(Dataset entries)
"""

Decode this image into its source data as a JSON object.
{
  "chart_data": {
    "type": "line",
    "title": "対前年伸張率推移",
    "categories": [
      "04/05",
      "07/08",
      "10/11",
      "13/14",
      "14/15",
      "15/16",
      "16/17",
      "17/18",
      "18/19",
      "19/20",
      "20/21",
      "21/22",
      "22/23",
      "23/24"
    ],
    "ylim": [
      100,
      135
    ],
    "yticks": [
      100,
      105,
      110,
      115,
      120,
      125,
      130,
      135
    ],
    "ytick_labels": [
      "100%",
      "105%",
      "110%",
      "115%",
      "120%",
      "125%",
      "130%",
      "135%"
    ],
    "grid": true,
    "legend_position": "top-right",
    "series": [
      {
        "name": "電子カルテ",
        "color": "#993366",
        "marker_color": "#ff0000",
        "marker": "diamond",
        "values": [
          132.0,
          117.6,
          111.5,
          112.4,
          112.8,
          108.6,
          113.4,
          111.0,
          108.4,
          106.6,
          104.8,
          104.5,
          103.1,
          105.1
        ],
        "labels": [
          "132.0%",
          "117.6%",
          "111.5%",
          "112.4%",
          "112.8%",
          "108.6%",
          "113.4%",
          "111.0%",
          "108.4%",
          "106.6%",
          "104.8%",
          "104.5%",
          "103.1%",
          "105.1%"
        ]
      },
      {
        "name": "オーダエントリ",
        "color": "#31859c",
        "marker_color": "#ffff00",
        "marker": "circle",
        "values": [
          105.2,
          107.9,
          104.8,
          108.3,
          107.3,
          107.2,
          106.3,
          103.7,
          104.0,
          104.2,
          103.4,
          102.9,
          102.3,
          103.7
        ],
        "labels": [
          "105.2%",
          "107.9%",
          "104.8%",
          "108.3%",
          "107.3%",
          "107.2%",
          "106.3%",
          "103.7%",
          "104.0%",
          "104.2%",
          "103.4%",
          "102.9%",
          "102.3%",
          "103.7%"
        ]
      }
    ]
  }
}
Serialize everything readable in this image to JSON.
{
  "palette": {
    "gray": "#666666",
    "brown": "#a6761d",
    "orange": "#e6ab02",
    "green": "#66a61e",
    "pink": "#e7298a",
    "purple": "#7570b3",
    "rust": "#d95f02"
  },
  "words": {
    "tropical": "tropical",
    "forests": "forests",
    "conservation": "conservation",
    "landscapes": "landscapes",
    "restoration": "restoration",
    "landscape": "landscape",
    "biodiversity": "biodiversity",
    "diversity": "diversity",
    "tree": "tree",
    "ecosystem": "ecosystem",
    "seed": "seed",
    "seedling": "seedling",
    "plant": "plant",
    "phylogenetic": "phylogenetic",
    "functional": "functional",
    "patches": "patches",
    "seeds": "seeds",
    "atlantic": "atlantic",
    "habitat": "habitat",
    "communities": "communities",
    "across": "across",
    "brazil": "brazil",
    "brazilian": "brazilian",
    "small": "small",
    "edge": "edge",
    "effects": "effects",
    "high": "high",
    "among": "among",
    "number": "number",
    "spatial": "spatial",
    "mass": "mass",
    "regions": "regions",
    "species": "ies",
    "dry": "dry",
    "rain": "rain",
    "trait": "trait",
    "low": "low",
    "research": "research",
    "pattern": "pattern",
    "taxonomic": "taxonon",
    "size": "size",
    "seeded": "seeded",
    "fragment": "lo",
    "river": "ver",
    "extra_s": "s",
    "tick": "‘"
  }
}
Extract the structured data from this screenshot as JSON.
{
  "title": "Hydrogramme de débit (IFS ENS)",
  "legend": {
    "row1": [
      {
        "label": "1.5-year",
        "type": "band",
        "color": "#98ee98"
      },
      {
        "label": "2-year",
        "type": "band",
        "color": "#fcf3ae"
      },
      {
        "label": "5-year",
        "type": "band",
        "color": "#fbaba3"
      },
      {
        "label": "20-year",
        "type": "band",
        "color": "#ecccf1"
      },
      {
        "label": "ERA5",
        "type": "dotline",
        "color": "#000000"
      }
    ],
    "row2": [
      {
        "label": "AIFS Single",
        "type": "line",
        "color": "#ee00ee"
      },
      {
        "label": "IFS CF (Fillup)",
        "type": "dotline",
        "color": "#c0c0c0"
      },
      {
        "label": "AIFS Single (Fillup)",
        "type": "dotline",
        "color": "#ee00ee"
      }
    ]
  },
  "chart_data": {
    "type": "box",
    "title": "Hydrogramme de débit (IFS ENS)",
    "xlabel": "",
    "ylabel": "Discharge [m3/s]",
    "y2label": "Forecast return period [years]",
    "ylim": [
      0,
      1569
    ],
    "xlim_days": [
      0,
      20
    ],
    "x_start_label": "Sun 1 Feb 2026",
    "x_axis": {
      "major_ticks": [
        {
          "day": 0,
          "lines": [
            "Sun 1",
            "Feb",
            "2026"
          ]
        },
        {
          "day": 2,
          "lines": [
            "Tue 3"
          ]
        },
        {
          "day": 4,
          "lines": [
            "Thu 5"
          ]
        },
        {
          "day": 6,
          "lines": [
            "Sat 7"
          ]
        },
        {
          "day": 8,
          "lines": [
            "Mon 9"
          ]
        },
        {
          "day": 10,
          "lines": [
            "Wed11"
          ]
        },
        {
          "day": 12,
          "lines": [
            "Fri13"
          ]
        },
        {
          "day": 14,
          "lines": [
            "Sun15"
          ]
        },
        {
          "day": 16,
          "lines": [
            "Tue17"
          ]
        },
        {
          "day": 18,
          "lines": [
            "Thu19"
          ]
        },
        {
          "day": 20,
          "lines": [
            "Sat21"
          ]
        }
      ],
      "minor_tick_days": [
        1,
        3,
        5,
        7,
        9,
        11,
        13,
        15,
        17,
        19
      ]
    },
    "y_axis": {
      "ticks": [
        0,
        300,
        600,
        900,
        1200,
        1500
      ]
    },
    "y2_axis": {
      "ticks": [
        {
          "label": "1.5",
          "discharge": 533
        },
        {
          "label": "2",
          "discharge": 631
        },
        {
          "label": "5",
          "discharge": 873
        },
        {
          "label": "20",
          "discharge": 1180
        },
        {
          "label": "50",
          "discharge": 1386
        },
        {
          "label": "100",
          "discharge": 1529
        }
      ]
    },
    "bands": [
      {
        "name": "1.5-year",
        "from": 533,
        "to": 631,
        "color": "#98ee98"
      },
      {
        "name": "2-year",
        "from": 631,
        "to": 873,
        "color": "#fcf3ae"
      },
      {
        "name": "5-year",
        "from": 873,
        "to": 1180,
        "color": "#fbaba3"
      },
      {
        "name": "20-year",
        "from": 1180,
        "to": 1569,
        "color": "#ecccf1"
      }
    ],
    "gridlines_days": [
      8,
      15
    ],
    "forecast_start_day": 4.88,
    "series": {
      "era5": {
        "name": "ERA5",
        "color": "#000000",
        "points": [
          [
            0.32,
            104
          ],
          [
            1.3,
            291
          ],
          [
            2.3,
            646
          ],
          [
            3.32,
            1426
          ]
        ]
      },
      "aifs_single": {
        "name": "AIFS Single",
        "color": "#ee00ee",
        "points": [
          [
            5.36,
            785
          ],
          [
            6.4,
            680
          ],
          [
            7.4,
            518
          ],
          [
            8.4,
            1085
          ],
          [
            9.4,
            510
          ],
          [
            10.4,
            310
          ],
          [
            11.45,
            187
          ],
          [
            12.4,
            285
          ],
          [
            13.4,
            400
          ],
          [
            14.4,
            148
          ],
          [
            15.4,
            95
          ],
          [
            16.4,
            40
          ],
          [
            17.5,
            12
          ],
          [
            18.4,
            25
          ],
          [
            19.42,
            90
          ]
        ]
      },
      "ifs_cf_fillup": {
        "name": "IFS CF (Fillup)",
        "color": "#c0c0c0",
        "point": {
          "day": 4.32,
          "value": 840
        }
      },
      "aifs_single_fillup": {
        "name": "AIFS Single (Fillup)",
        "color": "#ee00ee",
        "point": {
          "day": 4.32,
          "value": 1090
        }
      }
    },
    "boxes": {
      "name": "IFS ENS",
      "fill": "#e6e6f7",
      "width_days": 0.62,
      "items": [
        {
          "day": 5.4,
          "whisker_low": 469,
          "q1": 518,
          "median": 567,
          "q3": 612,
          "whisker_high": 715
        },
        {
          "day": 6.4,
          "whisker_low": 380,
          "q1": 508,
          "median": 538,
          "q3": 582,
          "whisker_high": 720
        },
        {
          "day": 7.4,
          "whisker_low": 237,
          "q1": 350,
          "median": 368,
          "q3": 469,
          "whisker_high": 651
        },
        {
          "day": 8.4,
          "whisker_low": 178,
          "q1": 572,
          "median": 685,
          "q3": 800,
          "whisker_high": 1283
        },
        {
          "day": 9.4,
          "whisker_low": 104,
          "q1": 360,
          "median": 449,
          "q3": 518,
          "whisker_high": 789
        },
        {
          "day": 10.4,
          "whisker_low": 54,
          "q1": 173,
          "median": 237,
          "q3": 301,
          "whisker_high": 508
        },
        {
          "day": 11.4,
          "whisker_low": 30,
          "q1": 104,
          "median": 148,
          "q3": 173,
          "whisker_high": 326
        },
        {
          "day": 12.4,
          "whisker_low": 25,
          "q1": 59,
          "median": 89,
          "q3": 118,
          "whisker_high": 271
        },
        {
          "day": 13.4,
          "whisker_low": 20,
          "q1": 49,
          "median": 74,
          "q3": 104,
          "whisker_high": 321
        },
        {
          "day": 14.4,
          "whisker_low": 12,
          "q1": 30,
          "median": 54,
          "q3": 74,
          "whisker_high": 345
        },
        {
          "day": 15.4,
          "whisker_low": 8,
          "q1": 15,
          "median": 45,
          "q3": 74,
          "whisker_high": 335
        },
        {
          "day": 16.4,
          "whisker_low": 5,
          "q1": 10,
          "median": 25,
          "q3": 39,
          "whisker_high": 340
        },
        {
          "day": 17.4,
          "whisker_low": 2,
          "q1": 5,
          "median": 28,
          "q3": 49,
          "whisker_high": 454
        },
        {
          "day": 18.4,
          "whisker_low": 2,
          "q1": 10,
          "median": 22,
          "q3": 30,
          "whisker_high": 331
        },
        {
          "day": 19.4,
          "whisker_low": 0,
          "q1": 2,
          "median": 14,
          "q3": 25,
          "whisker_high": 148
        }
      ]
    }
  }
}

"""

— WHAT IS BEING ASKED —
In the entries above, find the lines containing the word "name" and say how many there are, with no other words.

— RESULT OF THIS EXERCISE —
11